### Problem to solve:
Filter the entries below, keeping every line that has the word "Easy".

### Records shown:
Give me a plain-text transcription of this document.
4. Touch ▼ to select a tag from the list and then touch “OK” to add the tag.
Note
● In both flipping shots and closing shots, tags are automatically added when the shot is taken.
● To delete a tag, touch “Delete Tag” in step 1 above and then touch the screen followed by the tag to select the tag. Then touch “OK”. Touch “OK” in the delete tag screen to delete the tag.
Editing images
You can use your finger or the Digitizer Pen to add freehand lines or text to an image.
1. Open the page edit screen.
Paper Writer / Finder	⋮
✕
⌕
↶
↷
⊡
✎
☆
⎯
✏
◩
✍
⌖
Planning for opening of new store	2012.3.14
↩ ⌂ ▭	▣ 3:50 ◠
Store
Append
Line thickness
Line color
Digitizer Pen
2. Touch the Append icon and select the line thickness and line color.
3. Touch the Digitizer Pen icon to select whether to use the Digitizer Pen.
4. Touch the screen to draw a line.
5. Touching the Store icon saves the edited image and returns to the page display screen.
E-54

* * *

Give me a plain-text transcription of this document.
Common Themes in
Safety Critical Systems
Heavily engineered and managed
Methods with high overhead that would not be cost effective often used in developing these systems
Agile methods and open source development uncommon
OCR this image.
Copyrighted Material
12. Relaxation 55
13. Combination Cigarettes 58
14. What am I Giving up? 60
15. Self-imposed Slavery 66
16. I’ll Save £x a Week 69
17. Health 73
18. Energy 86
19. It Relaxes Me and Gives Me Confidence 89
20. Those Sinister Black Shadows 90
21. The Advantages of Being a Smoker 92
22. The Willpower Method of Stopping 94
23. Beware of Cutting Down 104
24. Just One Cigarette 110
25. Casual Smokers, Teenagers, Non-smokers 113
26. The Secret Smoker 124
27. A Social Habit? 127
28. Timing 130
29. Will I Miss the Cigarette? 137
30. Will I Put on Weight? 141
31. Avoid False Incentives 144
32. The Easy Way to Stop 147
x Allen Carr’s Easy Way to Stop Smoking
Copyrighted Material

==

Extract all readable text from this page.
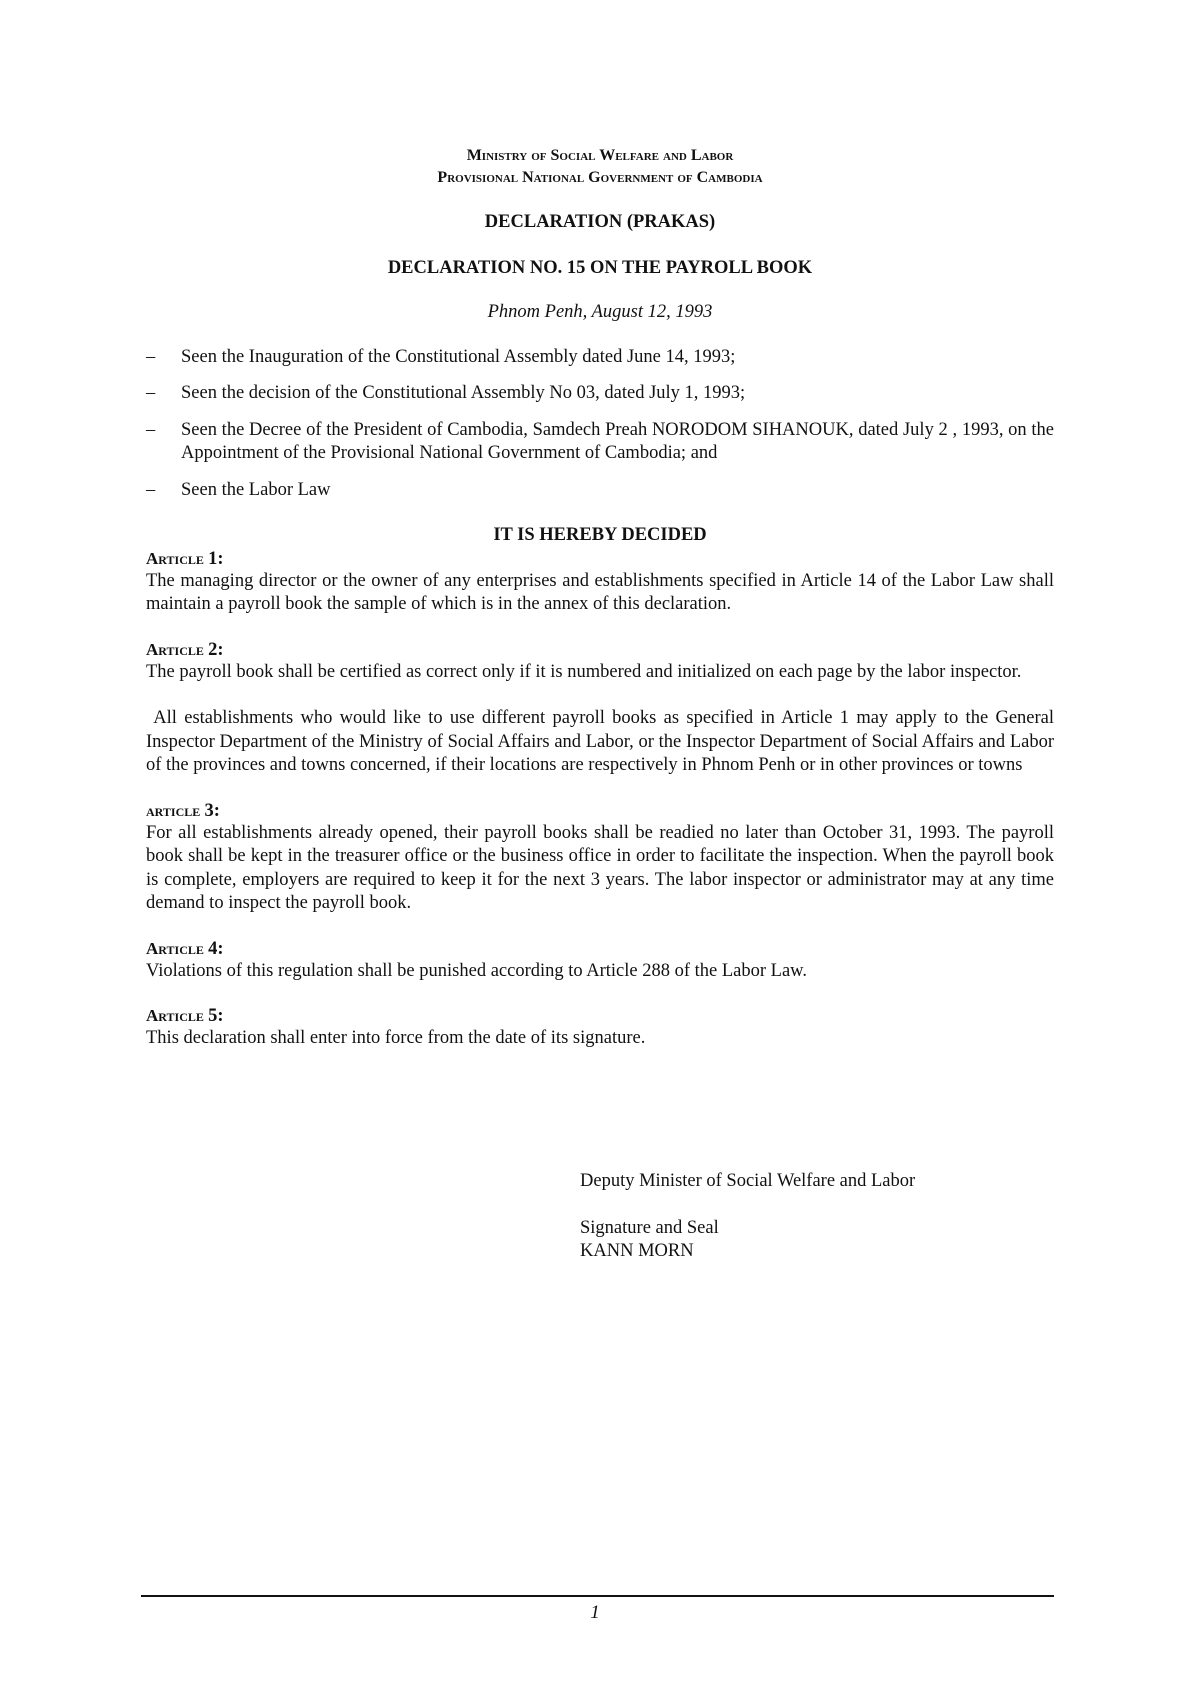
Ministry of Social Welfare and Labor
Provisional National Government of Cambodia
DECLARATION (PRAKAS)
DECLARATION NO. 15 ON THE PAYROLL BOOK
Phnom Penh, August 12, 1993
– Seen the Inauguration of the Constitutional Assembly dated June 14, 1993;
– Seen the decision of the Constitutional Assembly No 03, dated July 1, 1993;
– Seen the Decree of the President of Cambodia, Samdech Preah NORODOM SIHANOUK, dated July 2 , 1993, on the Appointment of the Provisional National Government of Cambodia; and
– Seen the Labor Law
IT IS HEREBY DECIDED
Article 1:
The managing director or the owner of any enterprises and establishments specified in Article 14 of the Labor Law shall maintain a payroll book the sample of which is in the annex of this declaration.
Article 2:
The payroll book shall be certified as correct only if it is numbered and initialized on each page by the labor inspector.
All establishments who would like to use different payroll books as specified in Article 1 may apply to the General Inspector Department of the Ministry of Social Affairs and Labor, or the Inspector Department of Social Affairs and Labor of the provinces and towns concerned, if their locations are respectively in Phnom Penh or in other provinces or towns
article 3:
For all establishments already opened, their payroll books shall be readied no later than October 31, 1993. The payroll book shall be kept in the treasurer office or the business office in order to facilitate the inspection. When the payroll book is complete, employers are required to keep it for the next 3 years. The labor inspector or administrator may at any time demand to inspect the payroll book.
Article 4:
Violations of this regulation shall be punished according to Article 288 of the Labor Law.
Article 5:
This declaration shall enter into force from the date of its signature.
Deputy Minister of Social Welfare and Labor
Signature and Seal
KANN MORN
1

### Response:
32. The Easy Way to Stop 147
x Allen Carr’s Easy Way to Stop Smoking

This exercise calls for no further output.